Stated exercise:
Select every line containing the word "eeuw" from the material, and copy those lines.

Source data:

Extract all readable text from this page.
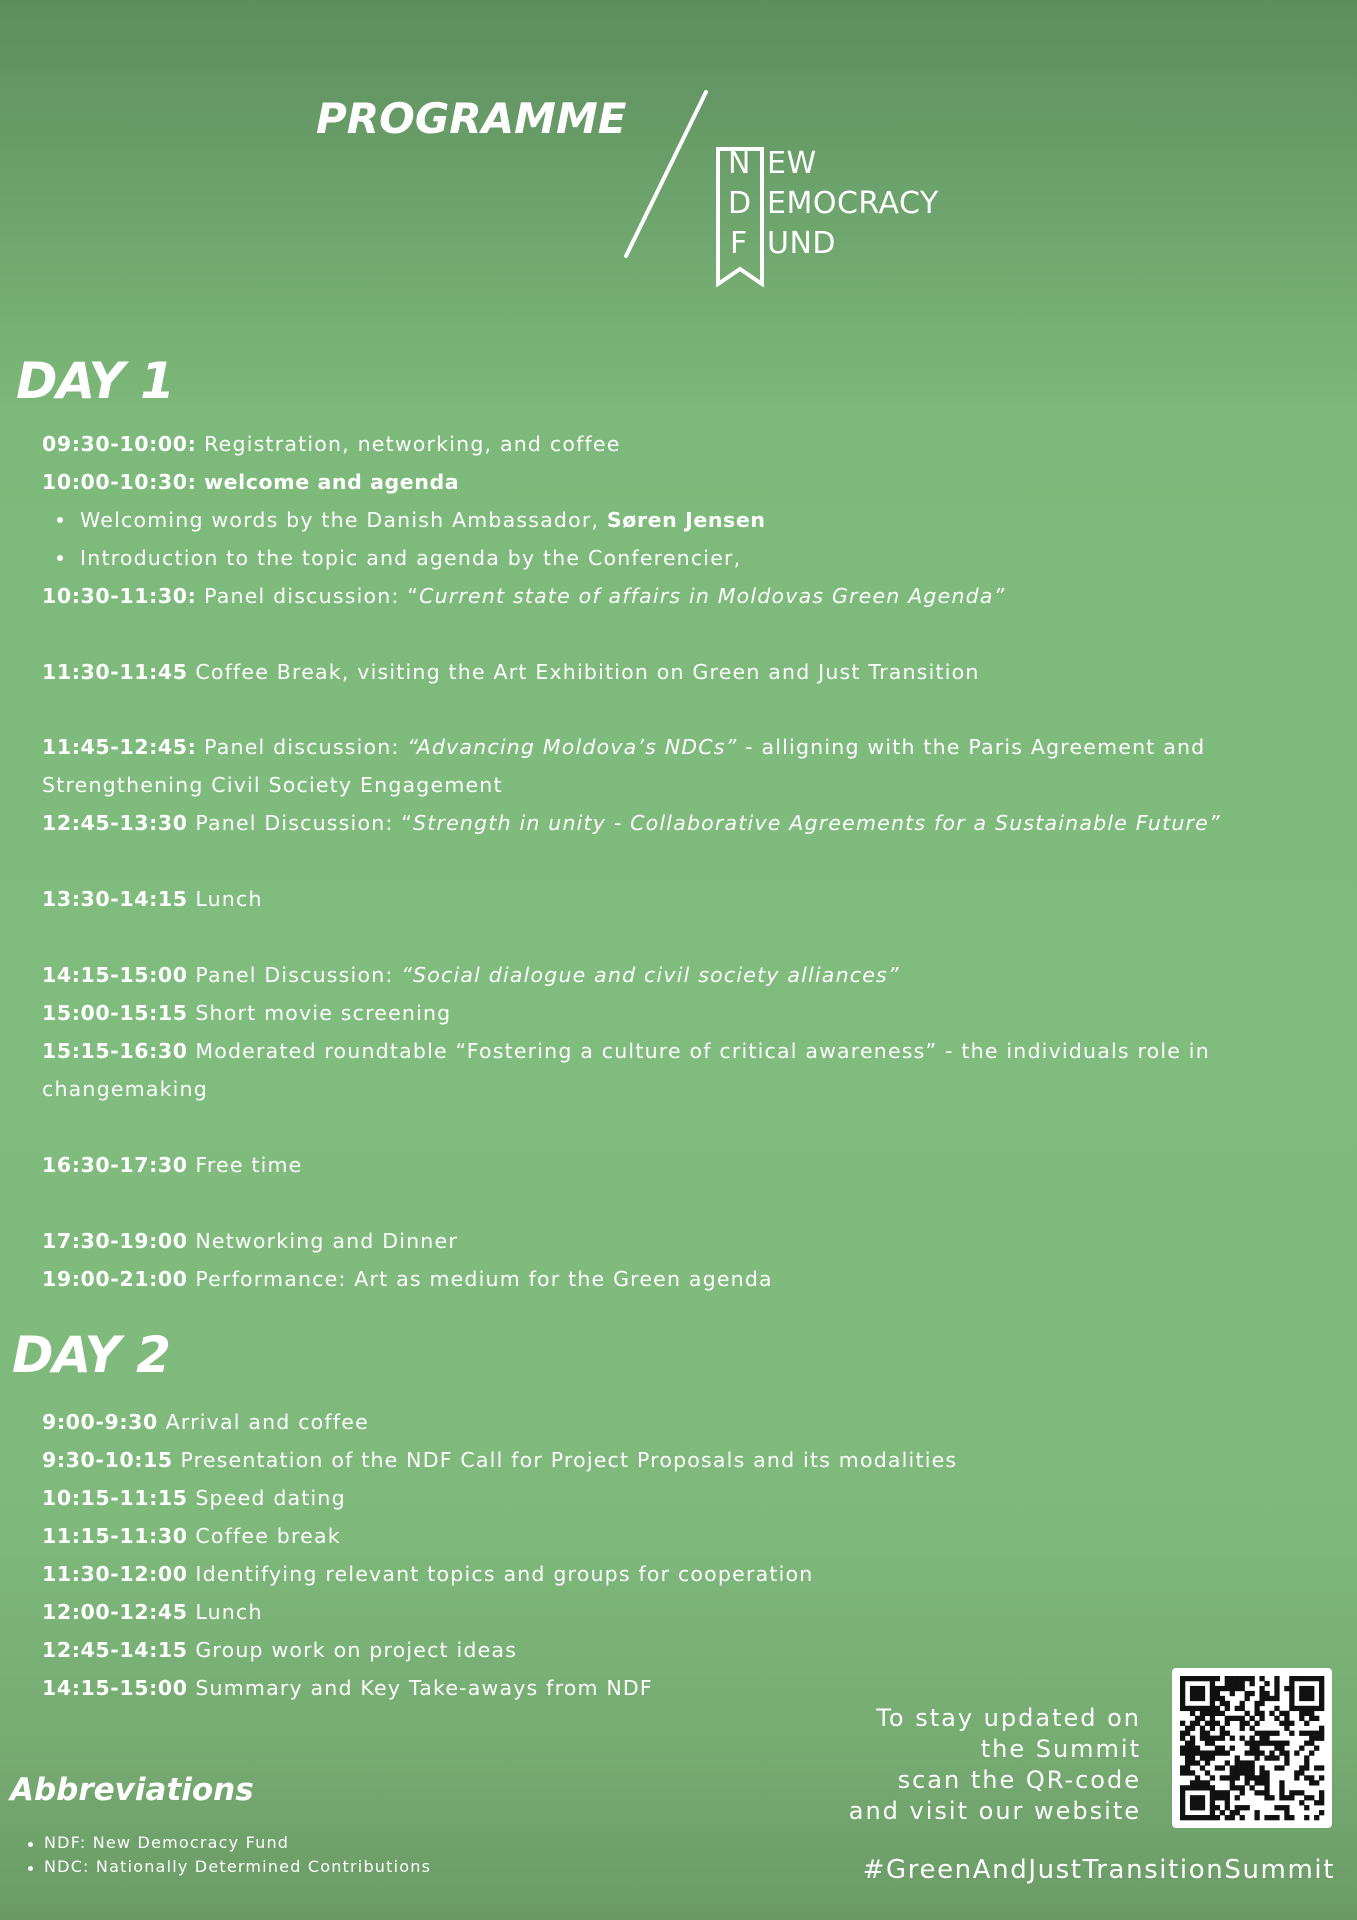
PROGRAMME
N
D
F
EW
EMOCRACY
UND
DAY 1
09:30-10:00: Registration, networking, and coffee
10:00-10:30: welcome and agenda
Welcoming words by the Danish Ambassador, Søren Jensen
Introduction to the topic and agenda by the Conferencier,
10:30-11:30: Panel discussion: “Current state of affairs in Moldovas Green Agenda”
11:30-11:45 Coffee Break, visiting the Art Exhibition on Green and Just Transition
11:45-12:45: Panel discussion: “Advancing Moldova’s NDCs” - alligning with the Paris Agreement and
Strengthening Civil Society Engagement
12:45-13:30 Panel Discussion: “Strength in unity - Collaborative Agreements for a Sustainable Future”
13:30-14:15 Lunch
14:15-15:00 Panel Discussion: “Social dialogue and civil society alliances”
15:00-15:15 Short movie screening
15:15-16:30 Moderated roundtable “Fostering a culture of critical awareness” - the individuals role in
changemaking
16:30-17:30 Free time
17:30-19:00 Networking and Dinner
19:00-21:00 Performance: Art as medium for the Green agenda
DAY 2
9:00-9:30 Arrival and coffee
9:30-10:15 Presentation of the NDF Call for Project Proposals and its modalities
10:15-11:15 Speed dating
11:15-11:30 Coffee break
11:30-12:00 Identifying relevant topics and groups for cooperation
12:00-12:45 Lunch
12:45-14:15 Group work on project ideas
14:15-15:00 Summary and Key Take-aways from NDF
Abbreviations
NDF: New Democracy Fund
NDC: Nationally Determined Contributions
To stay updated on
the Summit
scan the QR-code
and visit our website
#GreenAndJustTransitionSummit
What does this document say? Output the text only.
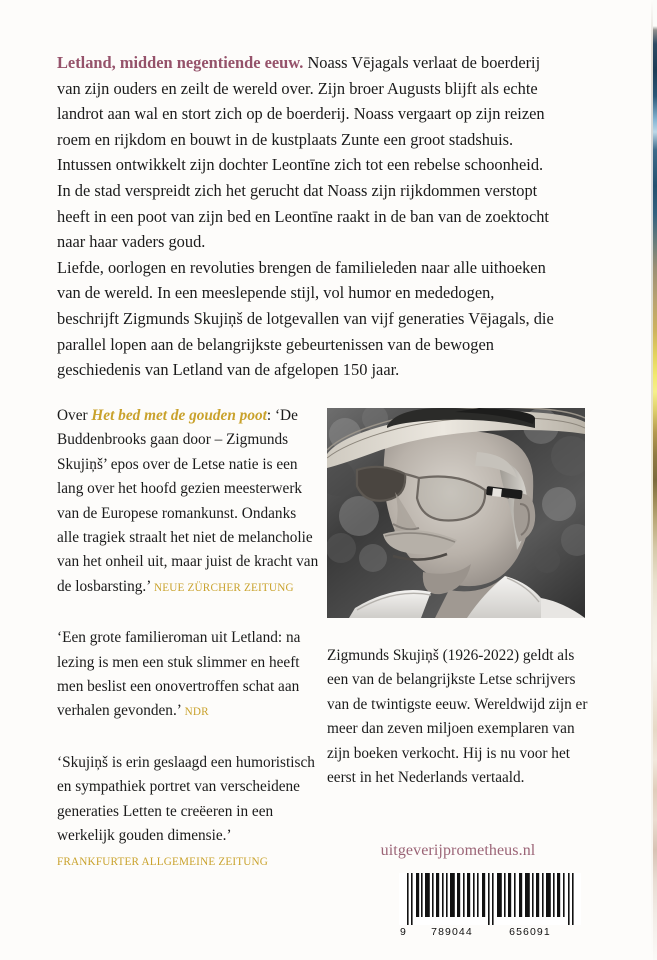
Letland, midden negentiende eeuw. Noass Vējagals verlaat de boerderij van zijn ouders en zeilt de wereld over. Zijn broer Augusts blijft als echte landrot aan wal en stort zich op de boerderij. Noass vergaart op zijn reizen roem en rijkdom en bouwt in de kustplaats Zunte een groot stadshuis.

Intussen ontwikkelt zijn dochter Leontīne zich tot een rebelse schoonheid. In de stad verspreidt zich het gerucht dat Noass zijn rijkdommen verstopt heeft in een poot van zijn bed en Leontīne raakt in de ban van de zoektocht naar haar vaders goud.

Liefde, oorlogen en revoluties brengen de familieleden naar alle uithoeken van de wereld. In een meeslepende stijl, vol humor en mededogen, beschrijft Zigmunds Skujiņš de lotgevallen van vijf generaties Vējagals, die parallel lopen aan de belangrijkste gebeurtenissen van de bewogen geschiedenis van Letland van de afgelopen 150 jaar.

Over Het bed met de gouden poot: ‘De Buddenbrooks gaan door – Zigmunds Skujiņš’ epos over de Letse natie is een lang over het hoofd gezien meesterwerk van de Europese romankunst. Ondanks alle tragiek straalt het niet de melancholie van het onheil uit, maar juist de kracht van de losbarsting.’ NEUE ZÜRCHER ZEITUNG
‘Een grote familieroman uit Letland: na lezing is men een stuk slimmer en heeft men beslist een onovertroffen schat aan verhalen gevonden.’ NDR
‘Skujiņš is erin geslaagd een humoristisch en sympathiek portret van verscheidene generaties Letten te creëeren in een werkelijk gouden dimensie.’
FRANKFURTER ALLGEMEINE ZEITUNG

Zigmunds Skujiņš (1926-2022) geldt als een van de belangrijkste Letse schrijvers van de twintigste eeuw. Wereldwijd zijn er meer dan zeven miljoen exemplaren van zijn boeken verkocht. Hij is nu voor het eerst in het Nederlands vertaald.

uitgeverijprometheus.nl
9	789044	656091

Result:
Letland, midden negentiende eeuw. Noass Vējagals verlaat de boerderij van zijn ouders en zeilt de wereld over. Zijn broer Augusts blijft als echte landrot aan wal en stort zich op de boerderij. Noass vergaart op zijn reizen roem en rijkdom en bouwt in de kustplaats Zunte een groot stadshuis.
Zigmunds Skujiņš (1926-2022) geldt als een van de belangrijkste Letse schrijvers van de twintigste eeuw. Wereldwijd zijn er meer dan zeven miljoen exemplaren van zijn boeken verkocht. Hij is nu voor het eerst in het Nederlands vertaald.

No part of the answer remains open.